**Listed records**:
+++
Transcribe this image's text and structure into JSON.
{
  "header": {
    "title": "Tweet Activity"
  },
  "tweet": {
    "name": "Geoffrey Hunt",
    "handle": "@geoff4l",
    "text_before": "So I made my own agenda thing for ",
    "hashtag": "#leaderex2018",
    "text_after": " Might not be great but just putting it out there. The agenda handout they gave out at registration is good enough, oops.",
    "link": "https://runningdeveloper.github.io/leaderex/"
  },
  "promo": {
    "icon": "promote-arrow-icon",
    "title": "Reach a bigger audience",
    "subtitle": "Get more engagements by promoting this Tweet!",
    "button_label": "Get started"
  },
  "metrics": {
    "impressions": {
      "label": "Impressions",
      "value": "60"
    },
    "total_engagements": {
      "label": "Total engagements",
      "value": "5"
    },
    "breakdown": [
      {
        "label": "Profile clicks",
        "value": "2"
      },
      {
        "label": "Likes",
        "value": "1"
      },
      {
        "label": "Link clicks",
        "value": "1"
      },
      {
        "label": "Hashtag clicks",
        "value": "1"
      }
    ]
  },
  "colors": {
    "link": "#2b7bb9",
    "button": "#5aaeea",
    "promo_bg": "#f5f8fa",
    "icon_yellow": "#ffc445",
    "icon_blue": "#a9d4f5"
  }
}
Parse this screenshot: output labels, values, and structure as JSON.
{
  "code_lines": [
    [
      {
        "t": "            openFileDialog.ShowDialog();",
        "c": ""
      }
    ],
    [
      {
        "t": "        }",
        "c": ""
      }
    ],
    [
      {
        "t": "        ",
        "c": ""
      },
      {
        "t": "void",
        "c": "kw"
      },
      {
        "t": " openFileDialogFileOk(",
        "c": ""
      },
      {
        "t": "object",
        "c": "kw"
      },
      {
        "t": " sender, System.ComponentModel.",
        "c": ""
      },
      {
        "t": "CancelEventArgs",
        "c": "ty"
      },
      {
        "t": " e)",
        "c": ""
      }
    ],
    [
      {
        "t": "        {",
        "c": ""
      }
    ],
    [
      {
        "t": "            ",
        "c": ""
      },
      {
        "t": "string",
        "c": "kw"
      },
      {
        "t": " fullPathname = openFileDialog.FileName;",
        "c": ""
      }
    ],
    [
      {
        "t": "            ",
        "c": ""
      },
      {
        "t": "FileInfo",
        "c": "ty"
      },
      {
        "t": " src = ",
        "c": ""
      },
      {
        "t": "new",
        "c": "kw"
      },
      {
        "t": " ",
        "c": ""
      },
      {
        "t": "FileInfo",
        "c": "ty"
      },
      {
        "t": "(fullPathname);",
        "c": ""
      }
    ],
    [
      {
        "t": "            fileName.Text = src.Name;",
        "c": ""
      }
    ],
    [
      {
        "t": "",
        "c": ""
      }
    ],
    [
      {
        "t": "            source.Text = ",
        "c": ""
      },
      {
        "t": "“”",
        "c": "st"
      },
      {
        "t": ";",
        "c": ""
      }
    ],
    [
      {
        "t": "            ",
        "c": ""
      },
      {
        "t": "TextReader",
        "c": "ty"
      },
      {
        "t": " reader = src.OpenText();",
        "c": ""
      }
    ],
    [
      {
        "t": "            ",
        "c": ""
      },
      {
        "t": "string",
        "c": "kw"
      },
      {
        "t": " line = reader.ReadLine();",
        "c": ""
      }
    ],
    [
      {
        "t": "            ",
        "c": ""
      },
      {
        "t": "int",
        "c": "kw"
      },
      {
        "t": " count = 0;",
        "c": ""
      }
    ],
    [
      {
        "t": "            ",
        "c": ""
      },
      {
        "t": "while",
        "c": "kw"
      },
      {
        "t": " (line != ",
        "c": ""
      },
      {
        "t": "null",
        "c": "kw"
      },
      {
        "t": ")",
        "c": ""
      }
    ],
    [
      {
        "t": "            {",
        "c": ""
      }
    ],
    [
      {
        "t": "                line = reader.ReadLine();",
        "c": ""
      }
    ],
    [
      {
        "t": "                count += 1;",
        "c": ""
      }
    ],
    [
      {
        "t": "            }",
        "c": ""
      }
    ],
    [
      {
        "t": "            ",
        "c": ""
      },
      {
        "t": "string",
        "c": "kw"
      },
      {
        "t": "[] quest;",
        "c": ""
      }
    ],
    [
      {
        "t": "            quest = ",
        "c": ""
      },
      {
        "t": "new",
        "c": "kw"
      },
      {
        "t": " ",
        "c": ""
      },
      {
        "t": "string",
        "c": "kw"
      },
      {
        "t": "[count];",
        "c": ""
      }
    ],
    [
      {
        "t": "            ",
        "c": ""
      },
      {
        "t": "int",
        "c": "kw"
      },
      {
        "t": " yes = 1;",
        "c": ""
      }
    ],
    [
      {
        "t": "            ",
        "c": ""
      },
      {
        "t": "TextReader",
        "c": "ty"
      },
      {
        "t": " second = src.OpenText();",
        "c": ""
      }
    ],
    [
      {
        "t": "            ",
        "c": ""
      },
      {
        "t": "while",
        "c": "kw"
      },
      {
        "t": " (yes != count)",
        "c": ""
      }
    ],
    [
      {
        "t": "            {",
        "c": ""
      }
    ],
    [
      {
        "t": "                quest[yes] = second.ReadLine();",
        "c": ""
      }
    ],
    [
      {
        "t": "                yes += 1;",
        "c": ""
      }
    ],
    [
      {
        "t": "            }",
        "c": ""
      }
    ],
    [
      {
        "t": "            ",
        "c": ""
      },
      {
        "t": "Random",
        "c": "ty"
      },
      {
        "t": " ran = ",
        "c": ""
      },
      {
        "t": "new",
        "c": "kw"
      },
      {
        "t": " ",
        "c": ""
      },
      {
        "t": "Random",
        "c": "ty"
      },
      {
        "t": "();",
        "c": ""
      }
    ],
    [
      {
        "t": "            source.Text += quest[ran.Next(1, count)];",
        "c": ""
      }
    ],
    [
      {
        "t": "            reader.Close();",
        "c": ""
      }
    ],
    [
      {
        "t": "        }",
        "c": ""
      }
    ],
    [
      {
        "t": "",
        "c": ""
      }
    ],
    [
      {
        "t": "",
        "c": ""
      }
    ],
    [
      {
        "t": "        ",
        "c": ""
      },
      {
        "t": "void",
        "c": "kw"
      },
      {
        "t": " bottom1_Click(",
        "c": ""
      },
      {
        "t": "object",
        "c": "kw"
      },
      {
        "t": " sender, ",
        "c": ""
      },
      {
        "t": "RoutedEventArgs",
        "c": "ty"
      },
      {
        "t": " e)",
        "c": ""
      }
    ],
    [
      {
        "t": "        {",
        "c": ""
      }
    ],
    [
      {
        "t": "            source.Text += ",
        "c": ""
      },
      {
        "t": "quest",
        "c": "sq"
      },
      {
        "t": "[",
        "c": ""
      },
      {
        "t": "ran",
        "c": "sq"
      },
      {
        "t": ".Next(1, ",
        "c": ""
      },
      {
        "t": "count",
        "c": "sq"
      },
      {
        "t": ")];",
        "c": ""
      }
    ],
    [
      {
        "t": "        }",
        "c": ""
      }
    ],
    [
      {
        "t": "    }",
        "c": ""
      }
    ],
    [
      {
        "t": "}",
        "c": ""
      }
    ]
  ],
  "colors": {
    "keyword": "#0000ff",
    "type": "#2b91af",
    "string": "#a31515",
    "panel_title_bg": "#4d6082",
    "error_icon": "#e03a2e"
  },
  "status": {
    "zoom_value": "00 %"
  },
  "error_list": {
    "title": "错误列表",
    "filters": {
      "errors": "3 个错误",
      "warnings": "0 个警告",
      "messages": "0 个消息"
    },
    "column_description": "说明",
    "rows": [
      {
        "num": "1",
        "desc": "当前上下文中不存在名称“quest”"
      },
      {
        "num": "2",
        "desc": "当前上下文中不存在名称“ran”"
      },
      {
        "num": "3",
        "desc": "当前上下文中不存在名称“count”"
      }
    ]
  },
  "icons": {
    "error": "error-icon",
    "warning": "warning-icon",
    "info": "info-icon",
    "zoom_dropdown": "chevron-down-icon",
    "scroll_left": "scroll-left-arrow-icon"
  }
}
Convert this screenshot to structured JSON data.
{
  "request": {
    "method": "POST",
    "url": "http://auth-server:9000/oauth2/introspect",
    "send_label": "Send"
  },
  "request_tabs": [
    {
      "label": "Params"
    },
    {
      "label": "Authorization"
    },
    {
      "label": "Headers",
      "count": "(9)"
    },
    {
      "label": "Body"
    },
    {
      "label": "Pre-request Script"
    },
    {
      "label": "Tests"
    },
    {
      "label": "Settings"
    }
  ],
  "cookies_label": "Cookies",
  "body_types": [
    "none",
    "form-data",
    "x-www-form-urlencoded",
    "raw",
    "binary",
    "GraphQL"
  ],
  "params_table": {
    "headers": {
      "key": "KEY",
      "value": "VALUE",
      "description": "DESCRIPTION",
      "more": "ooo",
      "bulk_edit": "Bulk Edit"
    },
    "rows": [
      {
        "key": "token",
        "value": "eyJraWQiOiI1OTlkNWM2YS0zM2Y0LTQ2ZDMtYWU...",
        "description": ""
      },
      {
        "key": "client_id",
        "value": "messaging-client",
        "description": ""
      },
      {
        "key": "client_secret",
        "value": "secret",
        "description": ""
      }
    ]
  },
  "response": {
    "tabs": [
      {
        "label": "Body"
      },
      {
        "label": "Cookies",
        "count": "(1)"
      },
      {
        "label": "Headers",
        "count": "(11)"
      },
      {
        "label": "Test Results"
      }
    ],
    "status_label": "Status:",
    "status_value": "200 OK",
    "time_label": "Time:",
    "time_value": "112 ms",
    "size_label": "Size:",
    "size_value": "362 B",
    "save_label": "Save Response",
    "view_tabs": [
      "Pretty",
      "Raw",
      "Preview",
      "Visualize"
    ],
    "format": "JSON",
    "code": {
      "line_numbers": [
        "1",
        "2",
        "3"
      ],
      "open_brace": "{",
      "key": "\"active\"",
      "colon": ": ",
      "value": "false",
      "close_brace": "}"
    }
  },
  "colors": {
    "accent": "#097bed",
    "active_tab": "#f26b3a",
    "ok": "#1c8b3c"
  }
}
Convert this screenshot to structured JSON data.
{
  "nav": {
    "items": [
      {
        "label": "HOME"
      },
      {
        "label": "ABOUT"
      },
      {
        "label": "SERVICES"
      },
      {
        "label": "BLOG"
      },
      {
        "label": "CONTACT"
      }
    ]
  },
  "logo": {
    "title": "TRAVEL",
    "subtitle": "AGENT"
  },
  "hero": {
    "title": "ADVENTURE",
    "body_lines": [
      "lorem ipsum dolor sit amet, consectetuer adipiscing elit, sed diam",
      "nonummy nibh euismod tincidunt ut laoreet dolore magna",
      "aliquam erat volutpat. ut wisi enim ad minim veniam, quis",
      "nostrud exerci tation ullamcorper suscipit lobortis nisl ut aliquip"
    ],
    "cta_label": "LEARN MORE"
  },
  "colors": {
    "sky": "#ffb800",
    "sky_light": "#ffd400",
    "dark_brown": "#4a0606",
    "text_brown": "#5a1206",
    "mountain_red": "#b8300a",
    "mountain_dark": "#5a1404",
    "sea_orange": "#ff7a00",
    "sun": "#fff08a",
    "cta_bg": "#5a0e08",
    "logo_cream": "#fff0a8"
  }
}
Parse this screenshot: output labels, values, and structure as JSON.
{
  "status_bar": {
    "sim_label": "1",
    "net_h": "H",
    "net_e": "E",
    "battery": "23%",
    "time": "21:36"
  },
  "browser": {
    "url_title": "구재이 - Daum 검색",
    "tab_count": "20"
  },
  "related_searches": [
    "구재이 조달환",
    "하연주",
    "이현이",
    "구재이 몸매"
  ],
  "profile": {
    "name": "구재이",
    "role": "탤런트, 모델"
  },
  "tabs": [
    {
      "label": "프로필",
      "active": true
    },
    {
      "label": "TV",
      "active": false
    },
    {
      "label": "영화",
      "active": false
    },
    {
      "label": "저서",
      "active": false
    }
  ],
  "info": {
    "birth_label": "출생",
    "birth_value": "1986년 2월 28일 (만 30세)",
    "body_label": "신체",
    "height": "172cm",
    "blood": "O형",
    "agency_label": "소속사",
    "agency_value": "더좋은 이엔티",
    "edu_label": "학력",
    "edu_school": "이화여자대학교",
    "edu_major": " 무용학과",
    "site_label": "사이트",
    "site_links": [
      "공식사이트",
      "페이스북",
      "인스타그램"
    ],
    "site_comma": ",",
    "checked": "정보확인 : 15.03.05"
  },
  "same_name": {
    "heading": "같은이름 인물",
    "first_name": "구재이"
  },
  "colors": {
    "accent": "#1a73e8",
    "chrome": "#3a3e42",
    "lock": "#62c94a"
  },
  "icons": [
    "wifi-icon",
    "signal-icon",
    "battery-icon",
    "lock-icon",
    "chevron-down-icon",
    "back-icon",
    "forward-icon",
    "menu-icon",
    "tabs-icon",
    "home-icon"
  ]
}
+++
**Work to complete**:
Locate the lines above that contain "agenda" and copy them.

**Completed task**:
    "text_before": "So I made my own agenda thing for ",
    "text_after": " Might not be great but just putting it out there. The agenda handout they gave out at registration is good enough, oops.",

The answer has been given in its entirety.